### Selected text

First -- Check the free stuff
Second -- Check the cheap stuff
Third -- Check the expensive stuff



I might not be capable of telling you why your tractor isn’t running, but I sure can tell you how to figure it out for yourself.


It is important for you to tell us if your tractor has a 6 volt or 12 volt electrical system. The troubleshooting is different based upon the configuration of your engine.

There are three very important tools you always need to have in your N tool box: a 3 inch piece of wire w/ alligator clips on each end, an old spark plug w/ the gap opened to at least 3/16” ( ¼” is better) and a 7/16 box end wrench. And, you really do need a working ammeter. With these tools, you can quickly narrow down most N problems to spark or fuel.

Next time it stops, check quickly for fuel then spark. When I say quickly, I mean get off the seat, grab the tools & do it right then. Do not wait a minute or two. First, check for fuel. Remove the bolt in the bottom of the carb; as long as the fuel is turned on, you should see gas flowing out of the carb. If it’s a dribble, or runs for 5 seconds & stops, or none at all, you have solved half the problem: it’s fuel related. If gas flows well out of the carb & only stops when you turn it off at the sediment bowl, chances are very good it’s not a fuel problem. So, next, crank the engine & look at the ammeter. What is the ammeter doing? Does it show a constant discharge, no movement at all, or does it dip? Next, get the old plug, ground it to a rust & paint free spot on the engine, turn the key on & crank the engine. If the spark jumps the 3/16” gap, you probably don’t have a spark problem. If it won’t jump the 3/16” gap, you have a spark problem. If the ammeter shows a constant discharge, or doesn’t move at all, that also tells you that you have a spark problem. Jump the ignition switch w/ your jumper wire & see what happens. If it runs, you found the problem. If it doesn’t have spark after you jump the ignition switch, post back for more info on further troubleshooting.

[Stored data entries]
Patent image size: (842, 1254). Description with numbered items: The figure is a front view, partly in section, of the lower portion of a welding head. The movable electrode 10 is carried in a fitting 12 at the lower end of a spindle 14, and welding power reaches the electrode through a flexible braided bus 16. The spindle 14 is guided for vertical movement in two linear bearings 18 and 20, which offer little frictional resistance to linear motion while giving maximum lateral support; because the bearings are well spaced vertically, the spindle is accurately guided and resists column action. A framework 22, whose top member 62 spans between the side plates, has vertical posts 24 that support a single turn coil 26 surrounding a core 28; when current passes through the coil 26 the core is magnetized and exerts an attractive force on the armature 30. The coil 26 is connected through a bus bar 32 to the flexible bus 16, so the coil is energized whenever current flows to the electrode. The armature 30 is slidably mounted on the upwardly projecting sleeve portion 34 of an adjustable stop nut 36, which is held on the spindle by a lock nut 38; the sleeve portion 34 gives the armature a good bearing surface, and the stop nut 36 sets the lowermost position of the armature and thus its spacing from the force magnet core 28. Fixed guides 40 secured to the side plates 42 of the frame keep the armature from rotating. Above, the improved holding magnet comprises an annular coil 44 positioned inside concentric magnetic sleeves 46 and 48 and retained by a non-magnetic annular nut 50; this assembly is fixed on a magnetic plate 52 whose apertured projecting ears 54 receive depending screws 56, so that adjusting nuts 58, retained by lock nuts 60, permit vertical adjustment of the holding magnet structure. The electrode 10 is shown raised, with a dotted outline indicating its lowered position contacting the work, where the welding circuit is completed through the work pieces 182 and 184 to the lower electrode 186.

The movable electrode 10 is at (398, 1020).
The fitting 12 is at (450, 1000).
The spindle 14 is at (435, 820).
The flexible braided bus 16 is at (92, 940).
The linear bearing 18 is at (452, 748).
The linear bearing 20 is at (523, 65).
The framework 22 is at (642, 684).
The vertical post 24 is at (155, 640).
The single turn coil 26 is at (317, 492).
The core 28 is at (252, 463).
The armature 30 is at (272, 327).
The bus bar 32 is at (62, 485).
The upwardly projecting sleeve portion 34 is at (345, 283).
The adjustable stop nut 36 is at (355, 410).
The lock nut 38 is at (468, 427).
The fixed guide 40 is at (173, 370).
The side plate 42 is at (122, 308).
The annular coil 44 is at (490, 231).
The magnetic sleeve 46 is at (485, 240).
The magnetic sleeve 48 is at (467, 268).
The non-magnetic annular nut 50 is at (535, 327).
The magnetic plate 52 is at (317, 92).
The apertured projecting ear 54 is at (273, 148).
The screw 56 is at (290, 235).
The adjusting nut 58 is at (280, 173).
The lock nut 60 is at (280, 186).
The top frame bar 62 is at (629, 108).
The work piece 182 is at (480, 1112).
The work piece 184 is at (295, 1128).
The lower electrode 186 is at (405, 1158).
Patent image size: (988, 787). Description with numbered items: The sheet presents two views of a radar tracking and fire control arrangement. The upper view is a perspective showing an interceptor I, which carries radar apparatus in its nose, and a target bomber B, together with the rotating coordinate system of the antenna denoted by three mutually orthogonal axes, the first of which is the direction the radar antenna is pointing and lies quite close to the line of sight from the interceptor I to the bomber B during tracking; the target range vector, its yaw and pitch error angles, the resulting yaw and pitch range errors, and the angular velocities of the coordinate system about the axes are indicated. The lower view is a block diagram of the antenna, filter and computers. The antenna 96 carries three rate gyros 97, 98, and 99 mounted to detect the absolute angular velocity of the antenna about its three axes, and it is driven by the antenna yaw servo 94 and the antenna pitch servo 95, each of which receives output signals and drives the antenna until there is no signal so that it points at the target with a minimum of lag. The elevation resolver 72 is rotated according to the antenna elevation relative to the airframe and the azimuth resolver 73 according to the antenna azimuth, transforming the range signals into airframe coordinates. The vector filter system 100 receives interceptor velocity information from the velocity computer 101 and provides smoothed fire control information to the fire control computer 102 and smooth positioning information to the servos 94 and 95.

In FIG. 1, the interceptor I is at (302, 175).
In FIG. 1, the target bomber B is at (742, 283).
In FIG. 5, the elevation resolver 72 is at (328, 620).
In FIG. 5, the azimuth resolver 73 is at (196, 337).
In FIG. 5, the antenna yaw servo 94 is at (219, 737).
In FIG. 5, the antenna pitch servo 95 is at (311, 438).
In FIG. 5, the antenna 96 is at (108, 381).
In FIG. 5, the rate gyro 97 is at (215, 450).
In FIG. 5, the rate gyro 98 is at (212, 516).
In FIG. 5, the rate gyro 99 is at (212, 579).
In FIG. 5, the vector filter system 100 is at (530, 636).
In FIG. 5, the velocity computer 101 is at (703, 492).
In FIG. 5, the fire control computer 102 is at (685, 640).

### Study questions
(1) From the tractor troubleshooting text, reproduce the part that opens with the words "I might not" and closes with "of your engine.", substituting "machine" for "tractor".
(2) In the tractor troubleshooting text, what size of wrench belongs in the N tool box?
These data entries have no connection to the tractor troubleshooting text.

### Solutions to the problems
(1)
I might not be capable of telling you why your machine isn’t running, but I sure can tell you how to figure it out for yourself.


It is important for you to tell us if your machine has a 6 volt or 12 volt electrical system. The troubleshooting is different based upon the configuration of your engine.

(2) A 7/16 box end wrench.